» Arbeitsauftrag:
Nehmen Sie den unten stehenden Text zur Erstattungsfähigkeit privater Gutachtenkosten nach seinem letzten Satz wieder auf und führen Sie ihn fort.

» Lesetext:
------------------------------------------------------------------------

Die häufigste und zugleich schwierigste Problematik der Frage der Erstattungsfähigkeit der Kosten eines privaten Sachverständigengutachten bezieht sich auf die Notwendigkeit bzw. Erforderlichkeit der Hinzuziehung des privaten Sachverständigengutachtens. Die Hinzuziehung des Gutachtens muss für eine Prozesspartei unabdingbar sein, um ihrer Darlegungslast zu genügen, erforderliche Beweise anzutreten, gegnerische Beweiseintritte wie auch Gerichtsgutachten erfolgsversprechend abwehren oder erschüttern zu können.

Dazu hat sich eine umfangreiche Kasuistik entwickelt. Die sich herausbildenden Fallgestaltungen und Einzelfälle aus der Rechtsprechung für und gegen die Erstattung privater Gutachtenkosten sollen hier nachfolgend angesprochen werden.

------------------------------------------------------------------------

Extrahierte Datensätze
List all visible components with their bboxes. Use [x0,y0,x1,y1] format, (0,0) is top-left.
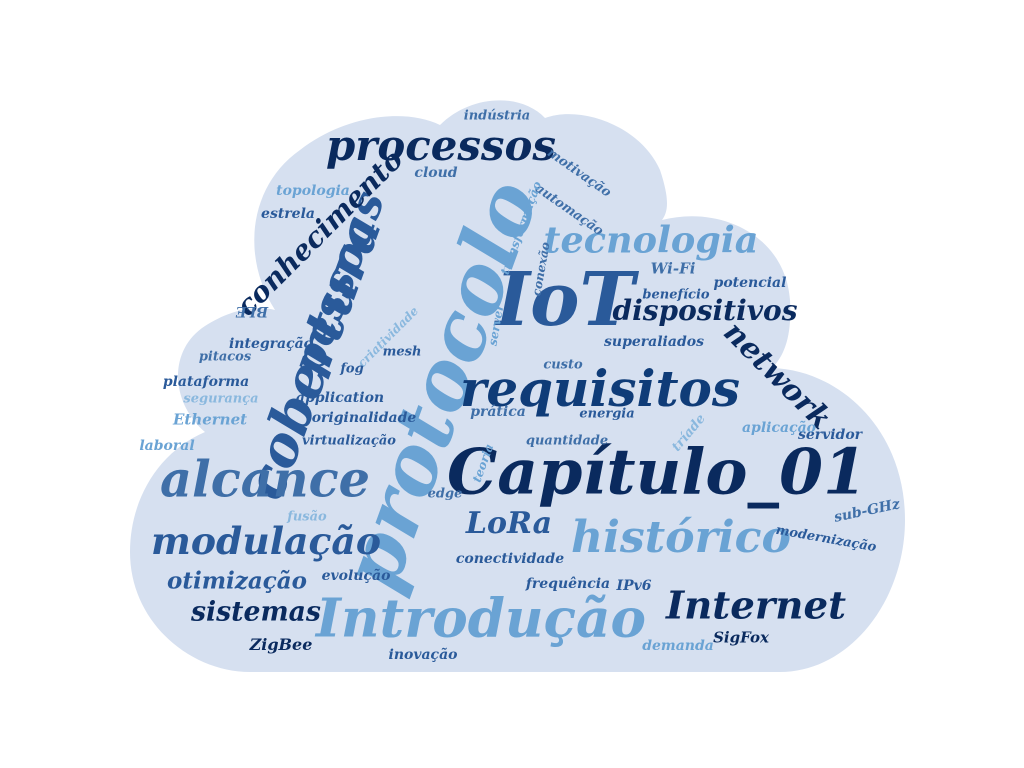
word-topologia: topologia [276,183,350,199]
word-integracao: integração [228,336,314,352]
word-dispositivos: dispositivos [612,293,798,327]
word-wifi: Wi-Fi [650,259,696,278]
word-sigfox: SigFox [713,628,769,647]
word-edge: edge [427,486,463,502]
word-evolucao: evolução [321,568,391,584]
word-historico: histórico [571,511,791,563]
word-demanda: demanda [642,638,714,654]
word-otimizacao: otimização [167,567,307,595]
word-fog: fog [340,361,364,377]
word-requisitos: requisitos [460,359,740,419]
word-plataforma: plataforma [162,374,250,390]
word-frequencia: frequência [525,576,611,592]
word-servidor: servidor [797,427,863,443]
word-industria: indústria [463,108,531,124]
word-cloud: cloud [414,165,458,181]
word-sistemas: sistemas [191,596,321,628]
word-introducao: Introdução [316,586,646,650]
word-capitulo: Capítulo_01 [447,434,867,509]
word-originalidade: originalidade [311,410,417,426]
word-internet: Internet [666,583,846,629]
word-lora: LoRa [465,506,553,541]
word-energia: energia [579,406,635,422]
word-superaliados: superaliados [604,334,704,350]
word-modulacao: modulação [151,519,381,564]
word-ethernet: Ethernet [172,410,248,429]
word-processos: processos [326,121,556,171]
word-application: application [295,390,385,406]
word-seguranca: segurança [183,391,259,407]
word-ipv6: IPv6 [616,578,652,594]
word-potencial: potencial [713,275,787,291]
word-conectividade: conectividade [455,551,565,567]
word-mesh: mesh [382,344,422,360]
word-pitacos: pitacos [198,349,252,365]
word-beneficio: benefício [642,287,710,303]
word-estrela: estrela [261,206,315,222]
word-inovacao: inovação [388,647,458,663]
word-ble: BLE [235,303,269,319]
word-fusao: fusão [287,509,327,525]
word-tecnologia: tecnologia [543,218,759,262]
word-alcance: alcance [160,450,370,509]
word-virtualizacao: virtualização [302,433,396,449]
word-iot: IoT [495,257,635,343]
word-zigbee: ZigBee [249,635,313,654]
word-laboral: laboral [139,438,195,454]
cloud-background [130,100,905,672]
word-pratica: prática [470,404,526,420]
word-custo: custo [543,357,583,373]
word-aplicacao: aplicação [741,420,817,436]
word-quantidade: quantidade [525,433,609,449]
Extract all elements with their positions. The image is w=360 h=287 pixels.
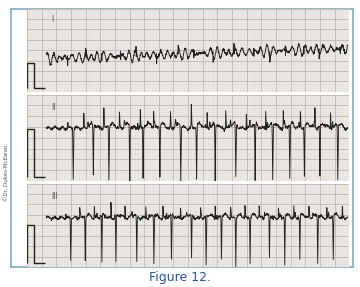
Text: II: II <box>51 103 56 112</box>
Text: 10 mm/mV: 10 mm/mV <box>54 21 78 26</box>
Text: f   0.15 Hz - 40 Hz: f 0.15 Hz - 40 Hz <box>54 30 113 35</box>
Text: I: I <box>51 15 53 24</box>
Text: Figure 12.: Figure 12. <box>149 271 211 284</box>
Text: ©Dr. Dukes-McEwan.: ©Dr. Dukes-McEwan. <box>4 143 9 201</box>
Text: 25 mm/s: 25 mm/s <box>54 13 76 18</box>
Text: III: III <box>51 192 58 201</box>
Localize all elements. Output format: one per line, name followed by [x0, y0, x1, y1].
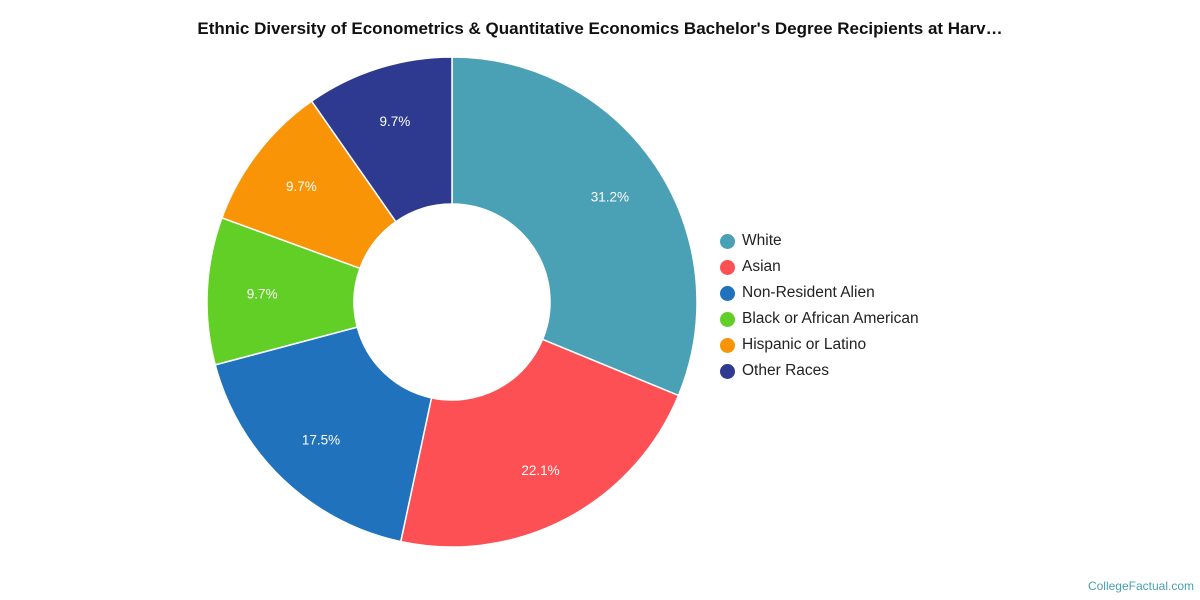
legend-label: Non-Resident Alien — [742, 284, 875, 301]
slice-label: 22.1% — [521, 463, 559, 478]
slice-label: 31.2% — [591, 189, 629, 204]
slice-label: 17.5% — [302, 433, 340, 448]
legend-label: Other Races — [742, 362, 830, 379]
donut-slices — [206, 56, 698, 548]
legend-item[interactable]: Black or African American — [720, 306, 919, 332]
legend-item[interactable]: Other Races — [720, 358, 919, 384]
chart-title: Ethnic Diversity of Econometrics & Quant… — [197, 19, 1003, 38]
slice-white[interactable] — [451, 56, 698, 397]
legend-item[interactable]: Asian — [720, 254, 919, 280]
credit-link[interactable]: CollegeFactual.com — [1087, 579, 1194, 593]
slice-label: 9.7% — [286, 179, 317, 194]
legend: White Asian Non-Resident Alien Black or Afr… — [720, 228, 919, 384]
slice-label: 9.7% — [380, 114, 411, 129]
slice-label: 9.7% — [247, 286, 278, 301]
legend-item[interactable]: White — [720, 228, 919, 254]
legend-item[interactable]: Hispanic or Latino — [720, 332, 919, 358]
legend-label: Asian — [742, 258, 781, 275]
legend-swatch-icon — [720, 233, 735, 249]
legend-swatch-icon — [720, 311, 735, 327]
legend-swatch-icon — [720, 337, 735, 353]
legend-swatch-icon — [720, 285, 735, 301]
legend-label: Black or African American — [742, 310, 919, 327]
slice-non-resident-alien[interactable] — [214, 326, 433, 543]
slice-labels: 31.2% 22.1% 17.5% 9.7% 9.7% 9.7% — [247, 114, 629, 478]
legend-swatch-icon — [720, 259, 735, 275]
legend-label: Hispanic or Latino — [742, 336, 867, 353]
legend-label: White — [742, 232, 782, 249]
legend-item[interactable]: Non-Resident Alien — [720, 280, 919, 306]
slice-asian[interactable] — [399, 338, 680, 548]
legend-swatch-icon — [720, 363, 735, 379]
slice-other-races[interactable] — [310, 56, 453, 223]
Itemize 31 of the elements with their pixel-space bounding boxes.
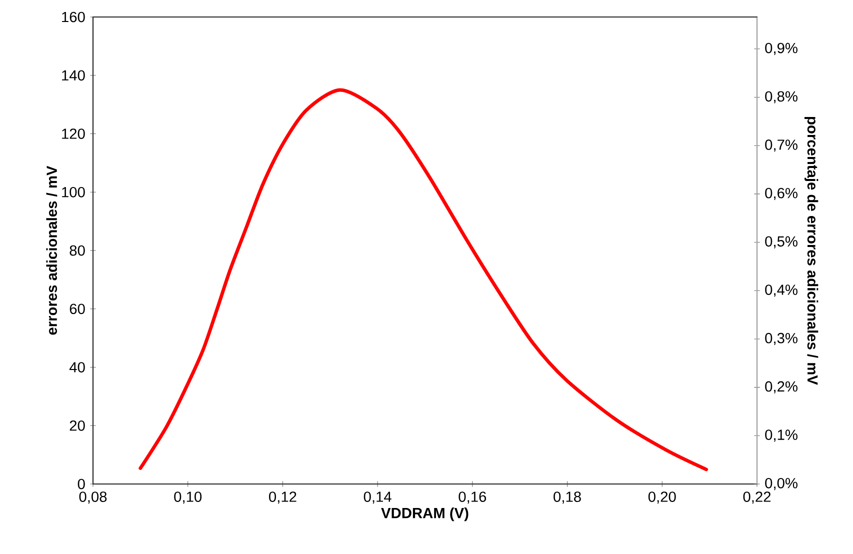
x-tick-label: 0,20 (648, 492, 676, 504)
y2-tick-label: 0,7% (765, 140, 798, 152)
x-tick-label: 0,18 (554, 492, 581, 504)
y2-tick-label: 0,4% (765, 284, 798, 297)
x-tick-label: 0,22 (743, 492, 771, 504)
y2-tick-label: 0,0% (765, 478, 798, 490)
y-tick-label: 60 (70, 304, 85, 314)
y-tick-label: 100 (62, 186, 85, 198)
x-tick-label: 0,12 (269, 492, 296, 504)
x-tick-label: 0,10 (174, 492, 202, 504)
y-tick-label: 0 (78, 478, 85, 490)
y2-tick-label: 0,5% (765, 236, 798, 248)
x-tick-label: 0,14 (364, 492, 392, 504)
y2-axis-title: porcentaje de errores adicionales / mV (804, 116, 818, 385)
x-tick-label: 0,16 (458, 492, 486, 504)
x-axis-title: VDDRAM (V) (381, 508, 468, 522)
y2-tick-label: 0,6% (765, 188, 798, 200)
y2-tick-label: 0,3% (765, 332, 798, 346)
y-tick-label: 40 (69, 362, 85, 372)
y-tick-label: 120 (62, 128, 85, 139)
y2-tick-label: 0,1% (765, 430, 798, 442)
x-tick-label: 0,08 (79, 492, 107, 504)
y2-tick-label: 0,2% (765, 381, 798, 394)
y-axis-title: errores adicionales / mV (46, 166, 58, 335)
y-tick-label: 160 (62, 12, 85, 22)
line-series (138, 88, 708, 472)
y-tick-label: 20 (70, 420, 85, 431)
y-tick-label: 140 (62, 70, 85, 81)
y2-tick-label: 0,8% (765, 91, 798, 104)
y-tick-label: 80 (70, 245, 85, 256)
y2-tick-label: 0,9% (765, 42, 798, 55)
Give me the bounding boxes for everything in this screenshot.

------------------------------------------------------------------------

» Erwartete Ausgabe:
Fallgestaltungen:

(1.) Erläuterung und Darlegung schwieriger technischer Fragen

(2.) Eine fachunkundige Partei sieht sich einer sachverständigen und fachkundigen Partei gegenüber und der Partei fehlen technische Kenntnisse der Gegenseite.

(3.) Das gerichtlich bestellte oder ein von der Gegenseite vorgelegtes Gutachten sollen erschüttert werden.

(4.) Der Prozessgegner hat zuerst ein Gutachten eingeholt und vorgelegt.

Einzelfälle der Rechtsprechung, denen nach Kosten des Privatgutachten erstattungsfähig sein sollen:

- Kosten eines vorprozessualen Gutachtens zur substantiierten Darlegung von Baumängeln können erstattungsfähig sein, selbst wenn die Feststellungen auch in einem selbstständigen Beweisverfahren hätten getroffen werden können (OLG Düsseldorf, Beschluss vom 31.01.1995 -23 W 5+6/95- Baurecht 1995, 883).

- Kosten eines vorgerichtlichen Privatgutachtens, um die technischen Voraussetzungen der Anwendbarkeit einzelner Honorartatbestände der HOAI zu klären, können im Rahmen des Honorarprozesses von Architekten und Ingenieuren erstattungsfähig sein (Brandenburgisches OLG, Beschluss vom 18.10.2001 -8 W 120/01-, Baurecht 2002, 1128).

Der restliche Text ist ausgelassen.